> [WRITTEN EXERCISE]:
Take each line that has the word "name" and return it.

** Start of DATASET **

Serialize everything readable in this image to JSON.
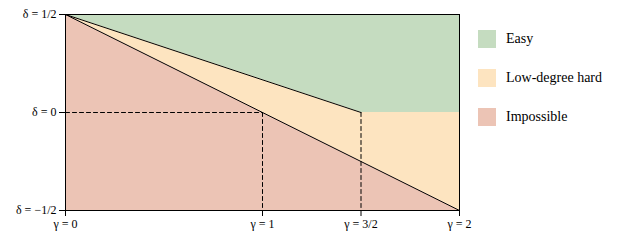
{
  "chart_data": {
    "type": "area",
    "xlim": [
      0,
      2
    ],
    "ylim": [
      -0.5,
      0.5
    ],
    "xticks": [
      {
        "value": 0,
        "label": "γ = 0"
      },
      {
        "value": 1,
        "label": "γ = 1"
      },
      {
        "value": 1.5,
        "label": "γ = 3/2"
      },
      {
        "value": 2,
        "label": "γ = 2"
      }
    ],
    "yticks": [
      {
        "value": 0.5,
        "label": "δ = 1/2"
      },
      {
        "value": 0,
        "label": "δ = 0"
      },
      {
        "value": -0.5,
        "label": "δ = −1/2"
      }
    ],
    "grid": false,
    "legend": "right",
    "series": [
      {
        "name": "Easy",
        "type": "area",
        "color": "#c5dcc0",
        "x": [
          0,
          1,
          1.5,
          2
        ],
        "values": [
          0.5,
          0.5,
          0.5,
          0.5
        ],
        "lower": [
          0.5,
          0.1667,
          0,
          0
        ]
      },
      {
        "name": "Low-degree hard",
        "type": "area",
        "color": "#fde4c0",
        "x": [
          0,
          1,
          1.5,
          2
        ],
        "values": [
          0.5,
          0.1667,
          0,
          0
        ],
        "lower": [
          0.5,
          0,
          -0.25,
          -0.5
        ]
      },
      {
        "name": "Impossible",
        "type": "area",
        "color": "#ecc4b5",
        "x": [
          0,
          1,
          1.5,
          2
        ],
        "values": [
          0.5,
          0,
          -0.25,
          -0.5
        ],
        "lower": [
          -0.5,
          -0.5,
          -0.5,
          -0.5
        ]
      },
      {
        "type": "line",
        "color": "#000000",
        "line_style": "solid",
        "x": [
          0,
          2
        ],
        "values": [
          0.5,
          -0.5
        ]
      },
      {
        "type": "line",
        "color": "#000000",
        "line_style": "solid",
        "x": [
          0,
          1.5
        ],
        "values": [
          0.5,
          0
        ]
      },
      {
        "type": "line",
        "color": "#000000",
        "line_style": "dashed",
        "x": [
          0,
          1
        ],
        "values": [
          0,
          0
        ]
      },
      {
        "type": "line",
        "color": "#000000",
        "line_style": "dashed",
        "x": [
          1,
          1
        ],
        "values": [
          0,
          -0.5
        ]
      },
      {
        "type": "line",
        "color": "#000000",
        "line_style": "dashed",
        "x": [
          1.5,
          1.5
        ],
        "values": [
          0,
          -0.5
        ]
      }
    ]
  }
}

** End of DATASET **

> [OUTPUT]:
        "name": "Easy",
        "name": "Low-degree hard",
        "name": "Impossible",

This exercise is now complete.